[Entries with figure data]
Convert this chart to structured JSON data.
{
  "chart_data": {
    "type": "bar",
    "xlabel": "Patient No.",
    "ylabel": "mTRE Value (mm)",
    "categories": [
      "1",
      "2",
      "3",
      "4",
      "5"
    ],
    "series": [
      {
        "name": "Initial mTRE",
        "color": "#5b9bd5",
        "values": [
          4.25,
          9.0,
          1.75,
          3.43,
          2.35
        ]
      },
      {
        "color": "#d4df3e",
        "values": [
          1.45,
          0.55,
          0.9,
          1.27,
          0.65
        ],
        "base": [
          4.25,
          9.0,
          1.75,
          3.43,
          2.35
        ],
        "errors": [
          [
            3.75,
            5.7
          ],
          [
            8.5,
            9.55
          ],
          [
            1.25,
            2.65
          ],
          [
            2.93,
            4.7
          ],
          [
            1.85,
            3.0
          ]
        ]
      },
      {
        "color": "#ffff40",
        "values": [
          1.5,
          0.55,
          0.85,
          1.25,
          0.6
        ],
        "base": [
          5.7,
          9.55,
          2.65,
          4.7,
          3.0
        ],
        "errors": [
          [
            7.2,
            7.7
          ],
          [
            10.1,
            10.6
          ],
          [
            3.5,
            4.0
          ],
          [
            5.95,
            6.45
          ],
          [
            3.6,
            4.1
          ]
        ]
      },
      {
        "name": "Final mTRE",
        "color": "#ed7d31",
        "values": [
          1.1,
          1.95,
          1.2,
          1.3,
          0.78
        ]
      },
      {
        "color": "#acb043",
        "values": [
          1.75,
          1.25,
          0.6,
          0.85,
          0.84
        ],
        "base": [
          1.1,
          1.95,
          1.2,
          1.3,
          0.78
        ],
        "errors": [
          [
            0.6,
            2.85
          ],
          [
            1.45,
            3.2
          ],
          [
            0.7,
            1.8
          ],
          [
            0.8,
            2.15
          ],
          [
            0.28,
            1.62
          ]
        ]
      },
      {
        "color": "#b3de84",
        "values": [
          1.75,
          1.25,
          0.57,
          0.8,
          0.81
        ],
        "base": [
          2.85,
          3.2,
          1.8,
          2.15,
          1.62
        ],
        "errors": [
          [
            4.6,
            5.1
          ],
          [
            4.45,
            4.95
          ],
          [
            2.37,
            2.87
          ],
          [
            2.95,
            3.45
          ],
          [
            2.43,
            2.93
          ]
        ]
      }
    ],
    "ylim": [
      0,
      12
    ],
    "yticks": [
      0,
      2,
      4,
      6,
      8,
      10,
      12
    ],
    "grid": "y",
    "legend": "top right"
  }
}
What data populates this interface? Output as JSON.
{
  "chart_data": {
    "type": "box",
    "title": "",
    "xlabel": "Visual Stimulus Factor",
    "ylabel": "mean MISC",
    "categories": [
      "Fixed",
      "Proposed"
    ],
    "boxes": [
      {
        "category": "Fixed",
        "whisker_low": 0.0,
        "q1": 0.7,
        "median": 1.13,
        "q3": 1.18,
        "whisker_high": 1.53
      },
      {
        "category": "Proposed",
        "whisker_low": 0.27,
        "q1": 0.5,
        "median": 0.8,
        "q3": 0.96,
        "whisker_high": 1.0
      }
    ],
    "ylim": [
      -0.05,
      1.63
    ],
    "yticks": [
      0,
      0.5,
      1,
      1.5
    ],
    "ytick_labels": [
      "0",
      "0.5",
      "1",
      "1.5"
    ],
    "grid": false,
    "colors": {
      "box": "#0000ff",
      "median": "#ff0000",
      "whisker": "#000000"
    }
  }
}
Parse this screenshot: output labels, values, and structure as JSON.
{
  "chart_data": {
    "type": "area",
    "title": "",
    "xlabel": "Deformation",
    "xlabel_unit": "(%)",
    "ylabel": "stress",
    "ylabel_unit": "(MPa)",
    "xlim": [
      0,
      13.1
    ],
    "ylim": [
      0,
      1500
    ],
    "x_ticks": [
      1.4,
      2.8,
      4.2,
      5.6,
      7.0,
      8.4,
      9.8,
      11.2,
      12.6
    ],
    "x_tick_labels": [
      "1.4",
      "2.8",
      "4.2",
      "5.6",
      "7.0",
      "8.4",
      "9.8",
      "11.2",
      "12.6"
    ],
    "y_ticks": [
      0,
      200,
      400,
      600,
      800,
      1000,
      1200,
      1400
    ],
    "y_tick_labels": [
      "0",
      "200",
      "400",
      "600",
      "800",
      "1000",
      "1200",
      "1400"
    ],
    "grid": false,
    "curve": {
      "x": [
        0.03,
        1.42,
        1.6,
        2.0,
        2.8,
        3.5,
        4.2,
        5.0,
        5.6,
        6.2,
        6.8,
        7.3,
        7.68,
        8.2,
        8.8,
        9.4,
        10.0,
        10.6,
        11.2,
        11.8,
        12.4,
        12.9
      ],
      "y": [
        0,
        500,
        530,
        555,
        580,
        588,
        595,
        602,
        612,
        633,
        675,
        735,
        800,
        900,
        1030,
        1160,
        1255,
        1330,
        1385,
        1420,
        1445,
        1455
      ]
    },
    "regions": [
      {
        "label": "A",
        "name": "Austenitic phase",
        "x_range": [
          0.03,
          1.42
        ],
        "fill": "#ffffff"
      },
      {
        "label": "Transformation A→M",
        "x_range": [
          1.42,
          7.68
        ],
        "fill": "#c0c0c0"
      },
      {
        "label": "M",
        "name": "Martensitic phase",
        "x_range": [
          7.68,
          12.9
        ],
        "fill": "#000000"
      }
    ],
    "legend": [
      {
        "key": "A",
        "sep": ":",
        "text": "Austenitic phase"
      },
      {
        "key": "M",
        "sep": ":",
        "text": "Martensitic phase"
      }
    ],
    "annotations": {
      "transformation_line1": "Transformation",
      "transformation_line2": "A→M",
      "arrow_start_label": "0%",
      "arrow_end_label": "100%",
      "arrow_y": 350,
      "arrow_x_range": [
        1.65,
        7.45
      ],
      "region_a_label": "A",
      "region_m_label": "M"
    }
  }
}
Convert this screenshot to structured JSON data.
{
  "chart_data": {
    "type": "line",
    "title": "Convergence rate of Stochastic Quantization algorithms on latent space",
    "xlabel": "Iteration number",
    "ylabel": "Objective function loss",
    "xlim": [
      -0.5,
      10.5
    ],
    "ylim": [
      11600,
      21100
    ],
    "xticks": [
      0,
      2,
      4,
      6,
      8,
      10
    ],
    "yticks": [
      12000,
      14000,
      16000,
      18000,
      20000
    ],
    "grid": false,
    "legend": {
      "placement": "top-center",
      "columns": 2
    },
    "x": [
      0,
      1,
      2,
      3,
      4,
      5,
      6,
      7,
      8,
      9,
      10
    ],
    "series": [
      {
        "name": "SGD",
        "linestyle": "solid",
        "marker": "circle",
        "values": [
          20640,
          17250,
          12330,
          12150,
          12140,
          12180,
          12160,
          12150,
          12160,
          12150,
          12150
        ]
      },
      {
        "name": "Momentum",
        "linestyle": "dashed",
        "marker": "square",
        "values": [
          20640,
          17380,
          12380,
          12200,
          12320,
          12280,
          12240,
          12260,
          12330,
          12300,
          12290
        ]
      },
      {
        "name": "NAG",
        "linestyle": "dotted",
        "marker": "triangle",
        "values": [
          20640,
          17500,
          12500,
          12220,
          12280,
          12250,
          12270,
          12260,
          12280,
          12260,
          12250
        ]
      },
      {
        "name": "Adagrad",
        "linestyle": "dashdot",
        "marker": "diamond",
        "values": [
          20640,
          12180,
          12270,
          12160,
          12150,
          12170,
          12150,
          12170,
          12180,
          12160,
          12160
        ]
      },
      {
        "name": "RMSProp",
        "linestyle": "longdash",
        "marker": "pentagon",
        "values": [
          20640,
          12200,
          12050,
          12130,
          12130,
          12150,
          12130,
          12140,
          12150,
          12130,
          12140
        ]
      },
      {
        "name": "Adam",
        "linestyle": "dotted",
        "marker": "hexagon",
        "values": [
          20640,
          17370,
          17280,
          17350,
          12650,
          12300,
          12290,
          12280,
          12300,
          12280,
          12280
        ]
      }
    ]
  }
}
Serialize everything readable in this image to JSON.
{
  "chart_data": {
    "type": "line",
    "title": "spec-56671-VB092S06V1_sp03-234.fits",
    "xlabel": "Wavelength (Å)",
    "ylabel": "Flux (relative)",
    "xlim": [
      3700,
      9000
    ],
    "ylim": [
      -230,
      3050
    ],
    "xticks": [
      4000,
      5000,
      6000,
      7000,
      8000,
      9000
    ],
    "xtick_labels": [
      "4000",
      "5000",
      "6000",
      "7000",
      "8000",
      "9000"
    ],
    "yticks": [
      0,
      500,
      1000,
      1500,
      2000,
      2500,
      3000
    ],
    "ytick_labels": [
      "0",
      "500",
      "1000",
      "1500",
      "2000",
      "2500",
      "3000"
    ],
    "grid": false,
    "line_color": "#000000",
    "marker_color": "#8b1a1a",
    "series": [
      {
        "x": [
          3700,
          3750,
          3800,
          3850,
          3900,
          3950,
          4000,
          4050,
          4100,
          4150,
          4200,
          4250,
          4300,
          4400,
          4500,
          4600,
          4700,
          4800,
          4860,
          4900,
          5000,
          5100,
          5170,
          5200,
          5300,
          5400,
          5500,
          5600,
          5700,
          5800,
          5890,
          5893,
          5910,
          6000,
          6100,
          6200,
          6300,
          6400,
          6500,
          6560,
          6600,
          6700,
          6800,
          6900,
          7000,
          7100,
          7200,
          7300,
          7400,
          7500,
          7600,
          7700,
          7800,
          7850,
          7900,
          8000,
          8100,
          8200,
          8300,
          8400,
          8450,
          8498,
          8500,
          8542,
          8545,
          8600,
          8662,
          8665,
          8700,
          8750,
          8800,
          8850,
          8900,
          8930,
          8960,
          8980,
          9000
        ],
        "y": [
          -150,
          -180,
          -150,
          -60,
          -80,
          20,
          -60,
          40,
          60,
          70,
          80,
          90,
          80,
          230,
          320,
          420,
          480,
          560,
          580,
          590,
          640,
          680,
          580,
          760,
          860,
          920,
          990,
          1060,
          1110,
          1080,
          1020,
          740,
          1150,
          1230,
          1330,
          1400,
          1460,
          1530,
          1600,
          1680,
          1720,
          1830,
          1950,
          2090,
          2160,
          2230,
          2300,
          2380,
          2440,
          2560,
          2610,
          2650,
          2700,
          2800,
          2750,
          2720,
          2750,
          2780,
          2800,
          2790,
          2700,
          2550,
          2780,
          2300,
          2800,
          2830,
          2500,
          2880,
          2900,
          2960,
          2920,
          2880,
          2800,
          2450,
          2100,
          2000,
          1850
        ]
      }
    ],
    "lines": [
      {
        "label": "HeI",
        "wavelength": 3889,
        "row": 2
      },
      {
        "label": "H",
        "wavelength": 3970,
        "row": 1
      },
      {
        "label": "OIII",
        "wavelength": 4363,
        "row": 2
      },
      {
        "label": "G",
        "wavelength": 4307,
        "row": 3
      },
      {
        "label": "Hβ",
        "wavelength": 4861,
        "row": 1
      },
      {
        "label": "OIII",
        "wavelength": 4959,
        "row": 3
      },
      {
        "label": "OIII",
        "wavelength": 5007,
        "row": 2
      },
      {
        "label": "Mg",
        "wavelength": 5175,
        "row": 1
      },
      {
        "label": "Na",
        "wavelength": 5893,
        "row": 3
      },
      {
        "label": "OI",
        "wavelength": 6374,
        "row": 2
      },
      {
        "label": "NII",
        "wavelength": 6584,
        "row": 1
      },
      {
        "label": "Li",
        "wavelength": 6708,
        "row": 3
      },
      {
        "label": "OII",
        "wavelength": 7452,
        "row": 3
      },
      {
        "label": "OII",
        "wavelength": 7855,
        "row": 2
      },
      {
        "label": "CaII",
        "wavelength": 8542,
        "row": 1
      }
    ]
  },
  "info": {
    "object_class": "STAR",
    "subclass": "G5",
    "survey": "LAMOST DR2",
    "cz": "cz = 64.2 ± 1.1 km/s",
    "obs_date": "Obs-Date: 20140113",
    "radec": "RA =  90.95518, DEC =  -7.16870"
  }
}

# What you need to do
For the string "type", count the lines of the entries above that include it; answer with the number only.

# Response for this exercise
5